====== Exercise passage ======
Moodboard Without Copying Files: Build One in refern
On this page
- Before you start
- Step 1: Create a workspace pointing at your existing folder
- Step 2: Browse and search your images
- Step 3: Create a canvas file
- Step 4: Drag images from your library onto the canvas
- Step 5: Apply image adjustments without touching the originals
- Step 6: Pin the canvas on top of your art application
- Common problems and fixes
- Why other tools copy your files
- Comparison at a glance
- Next steps
- Frequently asked questions
By refern | Last updated: June 2026
Moodboard without copying files: point refern at a folder you already have, let it index your images in place, then drag them onto the built-in infinite canvas. Your originals stay exactly where they are. No proprietary library, no duplicate files, no disk doubling.
Most moodboard and reference tools make you pay a hidden cost the moment you click import: they copy everything. Eagle copies files into a .library folder. PureRef embeds images inside a .pur binary. BeeRef does the same inside a .bee file. By the time you have built a modest reference collection you may have two copies of every image on your drive, and if the tool's container file is corrupted, your embedded references can go with it.
There is a better way. This guide shows how to build a moodboard in refern, which indexes your files in place and never copies or moves them.
Before you start
What you need:
- A folder of images already on your computer or an external drive. Any normal folder works. You do not need to reorganize anything first.
- refern installed. Download at refern.app. The 30-day free trial is full-featured with no account required.
- About five minutes to set up your first workspace.
Honest limitations to know upfront:
- refern does not have cloud sync yet (planned for a future release). If you need a moodboard accessible on a second device today, you can point two refern installs at the same folder on a shared drive.
- refern does not have a mobile app yet (also planned).
- AVIF is not yet a supported format.
If cloud-based sharing is essential right now, Milanote and Figma handle that well, though both are subscription-based and store your files on their servers.
Step 1: Create a workspace pointing at your existing folder
When you first open refern, it asks you to create or open a workspace. A workspace is simply a folder on your disk. refern places a small index file (refern-db.sqlite) and a thumbnails cache (refern-thumbnails/) inside that folder. Your original images are not touched.
Steps:
- Click "New Workspace" in the welcome screen.
- Choose the folder that already contains your images. This can be a project folder, your downloads folder, an external drive folder, or any directory you already use for references.
- refern scans the folder and indexes everything. For a few thousand images this takes a minute or two. For larger libraries the streaming indexer runs in the background while you start working, and it is crash-resumable.
Your images appear in a grid inside refern. Nothing has moved on disk.
======
**Task list**:
**a)** In the refern moodboard guide, which two items does refern place inside the workspace folder?
**b)** Write the next part of the refern moodboard guide, starting after its final sentence.
====== Information supplied ======
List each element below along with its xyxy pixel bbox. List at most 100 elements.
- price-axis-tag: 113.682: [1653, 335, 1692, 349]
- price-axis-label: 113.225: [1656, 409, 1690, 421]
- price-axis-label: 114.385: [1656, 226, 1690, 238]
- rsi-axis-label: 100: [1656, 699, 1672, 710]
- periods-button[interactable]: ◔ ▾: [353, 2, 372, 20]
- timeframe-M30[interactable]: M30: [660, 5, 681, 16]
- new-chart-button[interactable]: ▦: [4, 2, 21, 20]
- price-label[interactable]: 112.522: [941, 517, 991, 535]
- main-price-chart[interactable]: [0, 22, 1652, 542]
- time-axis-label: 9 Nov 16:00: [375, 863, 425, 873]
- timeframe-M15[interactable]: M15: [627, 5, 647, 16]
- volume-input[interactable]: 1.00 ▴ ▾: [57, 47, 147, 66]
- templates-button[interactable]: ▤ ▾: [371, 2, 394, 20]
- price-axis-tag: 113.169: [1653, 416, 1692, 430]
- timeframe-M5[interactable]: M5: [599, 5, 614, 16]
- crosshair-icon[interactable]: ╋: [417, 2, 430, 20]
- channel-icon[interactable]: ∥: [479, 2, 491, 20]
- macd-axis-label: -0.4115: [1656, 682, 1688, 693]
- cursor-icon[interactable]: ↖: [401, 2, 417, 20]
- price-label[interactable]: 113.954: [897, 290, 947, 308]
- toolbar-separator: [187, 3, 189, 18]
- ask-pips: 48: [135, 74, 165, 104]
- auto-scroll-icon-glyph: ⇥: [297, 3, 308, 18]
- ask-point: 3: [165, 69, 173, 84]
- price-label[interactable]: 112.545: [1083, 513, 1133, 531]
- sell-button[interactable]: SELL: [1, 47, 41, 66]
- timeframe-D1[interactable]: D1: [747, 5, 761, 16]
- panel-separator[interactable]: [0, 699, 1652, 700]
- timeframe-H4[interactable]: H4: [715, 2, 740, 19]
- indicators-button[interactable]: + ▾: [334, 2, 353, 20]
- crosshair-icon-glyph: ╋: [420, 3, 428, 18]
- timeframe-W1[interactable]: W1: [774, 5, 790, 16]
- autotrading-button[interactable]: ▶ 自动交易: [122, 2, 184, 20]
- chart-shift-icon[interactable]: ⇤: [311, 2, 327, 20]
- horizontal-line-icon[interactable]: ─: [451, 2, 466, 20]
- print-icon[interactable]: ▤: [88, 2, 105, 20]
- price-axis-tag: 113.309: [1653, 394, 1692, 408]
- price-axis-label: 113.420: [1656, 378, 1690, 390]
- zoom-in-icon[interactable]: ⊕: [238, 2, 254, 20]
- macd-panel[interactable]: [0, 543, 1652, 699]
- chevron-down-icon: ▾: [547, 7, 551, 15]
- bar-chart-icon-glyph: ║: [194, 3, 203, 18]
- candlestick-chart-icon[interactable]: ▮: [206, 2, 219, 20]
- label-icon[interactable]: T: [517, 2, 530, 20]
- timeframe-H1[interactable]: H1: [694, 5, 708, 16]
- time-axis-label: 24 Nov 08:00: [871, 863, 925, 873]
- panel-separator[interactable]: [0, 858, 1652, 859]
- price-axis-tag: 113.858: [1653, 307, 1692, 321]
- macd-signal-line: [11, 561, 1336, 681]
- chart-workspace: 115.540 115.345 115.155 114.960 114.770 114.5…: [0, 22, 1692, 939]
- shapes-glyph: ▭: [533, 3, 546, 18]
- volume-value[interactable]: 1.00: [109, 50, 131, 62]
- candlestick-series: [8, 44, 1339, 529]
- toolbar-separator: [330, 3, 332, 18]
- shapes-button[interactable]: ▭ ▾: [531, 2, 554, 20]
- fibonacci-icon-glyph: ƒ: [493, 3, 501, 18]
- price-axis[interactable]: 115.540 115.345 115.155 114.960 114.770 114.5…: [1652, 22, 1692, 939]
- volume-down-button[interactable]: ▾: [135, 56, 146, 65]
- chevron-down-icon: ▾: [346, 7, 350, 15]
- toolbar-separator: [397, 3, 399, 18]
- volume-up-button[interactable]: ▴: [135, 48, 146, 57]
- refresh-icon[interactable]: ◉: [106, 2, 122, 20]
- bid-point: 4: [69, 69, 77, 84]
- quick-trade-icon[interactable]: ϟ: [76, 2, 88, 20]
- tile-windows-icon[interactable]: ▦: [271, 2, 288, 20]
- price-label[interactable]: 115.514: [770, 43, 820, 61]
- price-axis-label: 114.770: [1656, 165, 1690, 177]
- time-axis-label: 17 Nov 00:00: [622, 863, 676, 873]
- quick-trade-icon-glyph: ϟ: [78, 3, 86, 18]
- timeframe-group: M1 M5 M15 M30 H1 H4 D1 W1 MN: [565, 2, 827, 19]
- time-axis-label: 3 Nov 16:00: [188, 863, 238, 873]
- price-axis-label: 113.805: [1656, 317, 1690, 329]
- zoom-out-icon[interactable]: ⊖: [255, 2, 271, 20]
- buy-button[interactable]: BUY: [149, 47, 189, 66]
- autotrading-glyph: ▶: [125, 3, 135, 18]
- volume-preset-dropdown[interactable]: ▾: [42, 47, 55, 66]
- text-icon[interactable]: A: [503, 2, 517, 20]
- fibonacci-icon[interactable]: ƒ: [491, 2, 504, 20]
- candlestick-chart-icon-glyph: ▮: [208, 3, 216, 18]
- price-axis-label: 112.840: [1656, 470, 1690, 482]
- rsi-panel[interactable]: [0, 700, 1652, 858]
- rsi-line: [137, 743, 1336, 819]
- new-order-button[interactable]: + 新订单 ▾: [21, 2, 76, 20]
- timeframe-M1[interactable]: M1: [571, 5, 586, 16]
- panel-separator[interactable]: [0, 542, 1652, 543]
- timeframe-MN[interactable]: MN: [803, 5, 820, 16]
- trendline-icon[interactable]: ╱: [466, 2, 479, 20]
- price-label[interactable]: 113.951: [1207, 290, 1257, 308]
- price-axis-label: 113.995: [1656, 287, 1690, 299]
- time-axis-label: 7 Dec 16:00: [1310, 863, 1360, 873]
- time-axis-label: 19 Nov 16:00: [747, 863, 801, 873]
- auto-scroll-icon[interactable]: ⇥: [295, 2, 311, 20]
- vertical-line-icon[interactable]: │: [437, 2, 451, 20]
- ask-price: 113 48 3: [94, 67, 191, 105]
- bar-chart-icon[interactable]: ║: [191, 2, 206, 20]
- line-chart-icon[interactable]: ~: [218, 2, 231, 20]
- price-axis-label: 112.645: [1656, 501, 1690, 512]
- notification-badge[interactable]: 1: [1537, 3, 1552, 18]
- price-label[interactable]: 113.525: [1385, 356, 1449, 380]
======
**Exercise results**:
**a)** A small index file (refern-db.sqlite) and a thumbnails cache (refern-thumbnails/).

**b)**
Coming from Eagle: Use File > Import Eagle Library. refern reads your Eagle library and transfers your folders, tags, ratings, source URLs, and notes. Your original files are indexed in place from wherever Eagle had stored them.
Step 2: Browse and search your images
Before building the moodboard, find the images you want on it. refern gives you several ways to search without copying anything:
Full-text search: Type any word in the search bar. refern searches filenames, descriptions, notes, tags, source URLs, and creator fields using a local FTS5 index. Results appear in milliseconds, with no cloud connection.
Inline operators: Narrow results with typed filters:
type:image rating:>=4shows only your four-star and five-star images.tag:character tag:fantasyfinds images matching both tags.color:#3a2b1efinds images by dominant color.
Color search: Click the color picker icon and pick a hex value or sample any pixel from an image. refern returns images sorted by how closely their palette matches. Useful for building a moodboard around a specific color theme.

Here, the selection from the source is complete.